What to work on.
Copy out the lines of text in the entries below word for word, leaving out the pictures.

Listed entries.

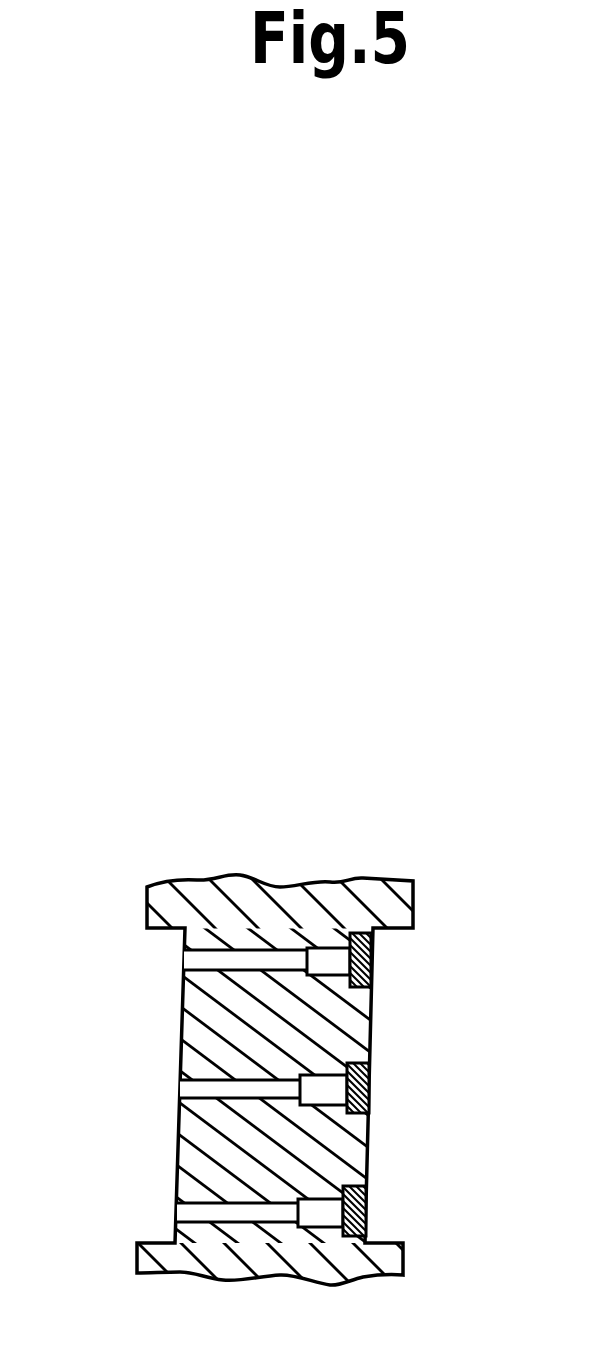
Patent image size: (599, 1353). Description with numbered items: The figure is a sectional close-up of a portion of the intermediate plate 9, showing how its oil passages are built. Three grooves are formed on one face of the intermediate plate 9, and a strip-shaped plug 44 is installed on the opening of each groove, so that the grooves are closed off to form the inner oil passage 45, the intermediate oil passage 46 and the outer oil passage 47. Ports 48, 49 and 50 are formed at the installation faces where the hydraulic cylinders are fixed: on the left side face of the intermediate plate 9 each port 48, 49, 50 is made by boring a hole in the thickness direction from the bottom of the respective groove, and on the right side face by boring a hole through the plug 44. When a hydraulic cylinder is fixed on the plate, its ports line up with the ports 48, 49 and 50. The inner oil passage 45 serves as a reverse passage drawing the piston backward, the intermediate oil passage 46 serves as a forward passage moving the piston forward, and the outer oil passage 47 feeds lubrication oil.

The intermediate plate 9 is at (186, 892).
The strip-shaped plug 44 is at (362, 935).
The inner oil passage 45 is at (312, 1215).
The intermediate oil passage 46 is at (320, 1087).
The outer oil passage 47 is at (312, 947).
The port 48 is at (200, 1214).
The port 49 is at (202, 1092).
The port 50 is at (200, 962).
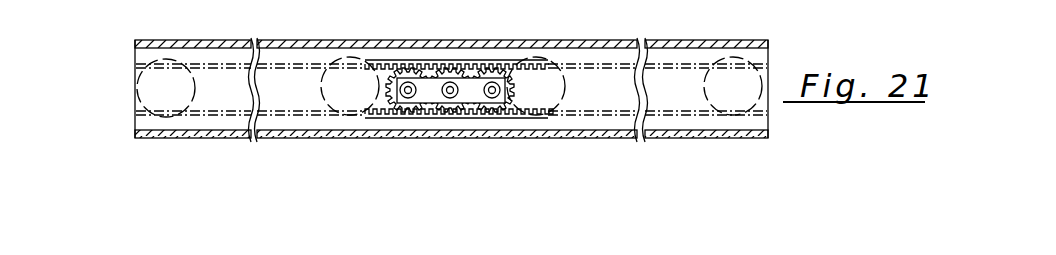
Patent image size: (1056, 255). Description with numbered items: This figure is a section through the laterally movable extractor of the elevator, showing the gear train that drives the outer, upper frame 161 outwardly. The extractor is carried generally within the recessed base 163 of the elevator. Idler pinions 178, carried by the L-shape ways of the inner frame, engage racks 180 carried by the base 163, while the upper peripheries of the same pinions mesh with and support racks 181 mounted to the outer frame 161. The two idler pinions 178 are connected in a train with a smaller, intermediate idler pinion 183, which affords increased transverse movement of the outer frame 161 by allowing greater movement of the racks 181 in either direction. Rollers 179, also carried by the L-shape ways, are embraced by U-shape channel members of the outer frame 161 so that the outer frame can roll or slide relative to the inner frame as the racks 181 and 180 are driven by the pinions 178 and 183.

Full solution.
Patent image size: (599, 1353). Description with numbered items: The figure is a sectional close-up of a portion of the intermediate plate 9, showing how its oil passages are built. Three grooves are formed on one face of the intermediate plate 9, and a strip-shaped plug 44 is installed on the opening of each groove, so that the grooves are closed off to form the inner oil passage 45, the intermediate oil passage 46 and the outer oil passage 47. Ports 48, 49 and 50 are formed at the installation faces where the hydraulic cylinders are fixed: on the left side face of the intermediate plate 9 each port 48, 49, 50 is made by boring a hole in the thickness direction from the bottom of the respective groove, and on the right side face by boring a hole through the plug 44. When a hydraulic cylinder is fixed on the plate, its ports line up with the ports 48, 49 and 50. The inner oil passage 45 serves as a reverse passage drawing the piston backward, the intermediate oil passage 46 serves as a forward passage moving the piston forward, and the outer oil passage 47 feeds lubrication oil.

The intermediate plate 9 is at (186, 892).
The strip-shaped plug 44 is at (362, 935).
The inner oil passage 45 is at (312, 1215).
The intermediate oil passage 46 is at (320, 1087).
The outer oil passage 47 is at (312, 947).
The port 48 is at (200, 1214).
The port 49 is at (202, 1092).
The port 50 is at (200, 962).
Patent image size: (1056, 255). Description with numbered items: This figure is a section through the laterally movable extractor of the elevator, showing the gear train that drives the outer, upper frame 161 outwardly. The extractor is carried generally within the recessed base 163 of the elevator. Idler pinions 178, carried by the L-shape ways of the inner frame, engage racks 180 carried by the base 163, while the upper peripheries of the same pinions mesh with and support racks 181 mounted to the outer frame 161. The two idler pinions 178 are connected in a train with a smaller, intermediate idler pinion 183, which affords increased transverse movement of the outer frame 161 by allowing greater movement of the racks 181 in either direction. Rollers 179, also carried by the L-shape ways, are embraced by U-shape channel members of the outer frame 161 so that the outer frame can roll or slide relative to the inner frame as the racks 181 and 180 are driven by the pinions 178 and 183.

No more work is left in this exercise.